### THE RECORDS ###
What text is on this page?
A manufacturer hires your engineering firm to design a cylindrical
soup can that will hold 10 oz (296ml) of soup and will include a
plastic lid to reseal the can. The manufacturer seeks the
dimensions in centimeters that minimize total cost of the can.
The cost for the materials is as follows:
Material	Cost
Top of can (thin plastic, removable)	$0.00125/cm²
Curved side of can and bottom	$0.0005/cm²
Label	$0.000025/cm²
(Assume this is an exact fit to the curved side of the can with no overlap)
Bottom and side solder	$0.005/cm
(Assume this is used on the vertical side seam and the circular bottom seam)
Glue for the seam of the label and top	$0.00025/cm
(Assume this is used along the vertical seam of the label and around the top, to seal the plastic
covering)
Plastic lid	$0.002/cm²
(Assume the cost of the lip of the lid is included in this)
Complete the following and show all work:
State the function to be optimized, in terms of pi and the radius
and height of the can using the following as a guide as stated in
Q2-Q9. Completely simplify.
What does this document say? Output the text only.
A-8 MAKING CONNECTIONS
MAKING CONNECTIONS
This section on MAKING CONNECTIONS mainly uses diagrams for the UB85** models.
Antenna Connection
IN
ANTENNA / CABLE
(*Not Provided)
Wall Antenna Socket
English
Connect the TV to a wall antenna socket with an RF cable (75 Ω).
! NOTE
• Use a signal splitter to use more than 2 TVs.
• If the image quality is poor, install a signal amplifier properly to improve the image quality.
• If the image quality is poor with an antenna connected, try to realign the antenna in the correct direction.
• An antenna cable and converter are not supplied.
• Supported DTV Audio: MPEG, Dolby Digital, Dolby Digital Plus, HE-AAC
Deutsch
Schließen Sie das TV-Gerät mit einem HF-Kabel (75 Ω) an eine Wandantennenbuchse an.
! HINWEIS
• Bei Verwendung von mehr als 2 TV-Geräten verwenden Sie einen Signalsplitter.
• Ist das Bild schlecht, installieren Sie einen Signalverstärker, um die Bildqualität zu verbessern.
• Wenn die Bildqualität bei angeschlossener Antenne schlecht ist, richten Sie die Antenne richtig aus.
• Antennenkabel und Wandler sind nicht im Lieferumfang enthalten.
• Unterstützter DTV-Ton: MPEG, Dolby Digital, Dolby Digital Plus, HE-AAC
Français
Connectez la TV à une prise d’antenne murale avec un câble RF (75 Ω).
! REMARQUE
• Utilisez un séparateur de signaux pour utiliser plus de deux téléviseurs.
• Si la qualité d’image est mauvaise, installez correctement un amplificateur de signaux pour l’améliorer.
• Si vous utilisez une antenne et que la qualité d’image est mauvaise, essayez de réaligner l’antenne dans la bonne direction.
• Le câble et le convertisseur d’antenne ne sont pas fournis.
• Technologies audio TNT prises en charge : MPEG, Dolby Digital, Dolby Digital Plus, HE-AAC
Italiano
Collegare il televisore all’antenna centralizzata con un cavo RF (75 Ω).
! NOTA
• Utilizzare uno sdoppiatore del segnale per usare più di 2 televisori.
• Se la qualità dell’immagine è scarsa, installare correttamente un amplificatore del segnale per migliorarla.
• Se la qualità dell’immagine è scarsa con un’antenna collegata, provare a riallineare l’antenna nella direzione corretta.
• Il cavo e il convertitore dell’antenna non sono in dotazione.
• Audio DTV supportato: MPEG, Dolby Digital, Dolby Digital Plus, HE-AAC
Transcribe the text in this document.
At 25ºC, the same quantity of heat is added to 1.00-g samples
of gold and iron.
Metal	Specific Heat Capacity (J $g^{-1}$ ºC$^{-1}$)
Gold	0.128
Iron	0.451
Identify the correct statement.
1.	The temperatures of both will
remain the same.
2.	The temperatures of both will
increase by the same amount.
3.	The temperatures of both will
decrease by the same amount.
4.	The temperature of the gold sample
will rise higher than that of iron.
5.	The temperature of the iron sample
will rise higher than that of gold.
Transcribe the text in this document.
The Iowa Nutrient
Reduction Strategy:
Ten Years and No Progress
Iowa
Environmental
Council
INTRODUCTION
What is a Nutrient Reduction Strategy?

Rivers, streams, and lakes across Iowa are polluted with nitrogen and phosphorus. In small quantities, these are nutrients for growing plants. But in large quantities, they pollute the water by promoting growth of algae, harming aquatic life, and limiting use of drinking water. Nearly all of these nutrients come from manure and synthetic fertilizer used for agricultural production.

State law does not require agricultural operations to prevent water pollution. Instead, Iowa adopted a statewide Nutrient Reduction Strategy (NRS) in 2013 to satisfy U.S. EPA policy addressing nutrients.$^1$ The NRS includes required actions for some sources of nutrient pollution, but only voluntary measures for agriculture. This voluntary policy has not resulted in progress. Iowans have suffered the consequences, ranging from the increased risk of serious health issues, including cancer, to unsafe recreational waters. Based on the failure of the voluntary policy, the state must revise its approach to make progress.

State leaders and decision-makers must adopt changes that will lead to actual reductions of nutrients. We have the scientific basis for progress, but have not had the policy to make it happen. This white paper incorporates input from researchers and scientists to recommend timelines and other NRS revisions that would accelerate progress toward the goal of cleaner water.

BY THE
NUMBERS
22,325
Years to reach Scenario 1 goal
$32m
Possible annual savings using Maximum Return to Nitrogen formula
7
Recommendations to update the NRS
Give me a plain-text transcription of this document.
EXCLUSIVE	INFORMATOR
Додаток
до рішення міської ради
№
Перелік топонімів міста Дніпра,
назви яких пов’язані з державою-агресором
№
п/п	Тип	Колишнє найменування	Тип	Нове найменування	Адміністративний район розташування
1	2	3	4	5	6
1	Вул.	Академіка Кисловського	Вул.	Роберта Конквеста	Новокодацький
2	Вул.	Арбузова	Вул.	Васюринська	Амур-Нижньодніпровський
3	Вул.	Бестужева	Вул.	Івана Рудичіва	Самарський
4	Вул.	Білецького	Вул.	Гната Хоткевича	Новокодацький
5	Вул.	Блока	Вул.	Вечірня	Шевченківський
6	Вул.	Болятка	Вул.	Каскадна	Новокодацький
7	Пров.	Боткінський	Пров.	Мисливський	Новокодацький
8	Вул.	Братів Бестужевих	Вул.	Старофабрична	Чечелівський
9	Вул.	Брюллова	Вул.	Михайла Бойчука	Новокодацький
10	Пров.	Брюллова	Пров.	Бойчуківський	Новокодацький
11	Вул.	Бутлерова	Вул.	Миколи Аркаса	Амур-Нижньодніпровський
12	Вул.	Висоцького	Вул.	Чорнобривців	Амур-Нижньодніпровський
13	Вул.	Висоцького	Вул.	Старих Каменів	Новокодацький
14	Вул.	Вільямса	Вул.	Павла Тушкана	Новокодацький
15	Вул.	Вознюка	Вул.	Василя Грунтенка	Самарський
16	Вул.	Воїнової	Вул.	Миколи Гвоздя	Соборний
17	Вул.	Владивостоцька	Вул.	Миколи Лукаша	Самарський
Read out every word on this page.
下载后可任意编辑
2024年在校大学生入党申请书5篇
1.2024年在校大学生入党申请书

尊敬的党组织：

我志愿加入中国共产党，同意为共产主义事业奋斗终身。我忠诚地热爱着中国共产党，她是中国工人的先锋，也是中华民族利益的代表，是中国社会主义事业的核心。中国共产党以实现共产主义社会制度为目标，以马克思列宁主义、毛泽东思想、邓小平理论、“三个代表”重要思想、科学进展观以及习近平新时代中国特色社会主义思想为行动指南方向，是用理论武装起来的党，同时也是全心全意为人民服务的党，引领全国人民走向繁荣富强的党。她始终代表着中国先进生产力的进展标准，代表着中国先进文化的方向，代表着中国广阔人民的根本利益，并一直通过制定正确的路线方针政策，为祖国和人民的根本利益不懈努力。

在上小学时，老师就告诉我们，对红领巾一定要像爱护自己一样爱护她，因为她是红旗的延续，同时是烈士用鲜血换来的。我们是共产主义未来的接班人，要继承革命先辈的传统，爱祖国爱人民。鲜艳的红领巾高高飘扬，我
###
**CHALLENGE:** Restate the final lines of the listing above word for word, beginning at the line that contains "Read out every word on this page.".

**SOLUTION FOR THIS EXERCISE:**
Read out every word on this page.
下载后可任意编辑
2024年在校大学生入党申请书5篇
1.2024年在校大学生入党申请书

尊敬的党组织：

我志愿加入中国共产党，同意为共产主义事业奋斗终身。我忠诚地热爱着中国共产党，她是中国工人的先锋，也是中华民族利益的代表，是中国社会主义事业的核心。中国共产党以实现共产主义社会制度为目标，以马克思列宁主义、毛泽东思想、邓小平理论、“三个代表”重要思想、科学进展观以及习近平新时代中国特色社会主义思想为行动指南方向，是用理论武装起来的党，同时也是全心全意为人民服务的党，引领全国人民走向繁荣富强的党。她始终代表着中国先进生产力的进展标准，代表着中国先进文化的方向，代表着中国广阔人民的根本利益，并一直通过制定正确的路线方针政策，为祖国和人民的根本利益不懈努力。

在上小学时，老师就告诉我们，对红领巾一定要像爱护自己一样爱护她，因为她是红旗的延续，同时是烈士用鲜血换来的。我们是共产主义未来的接班人，要继承革命先辈的传统，爱祖国爱人民。鲜艳的红领巾高高飘扬，我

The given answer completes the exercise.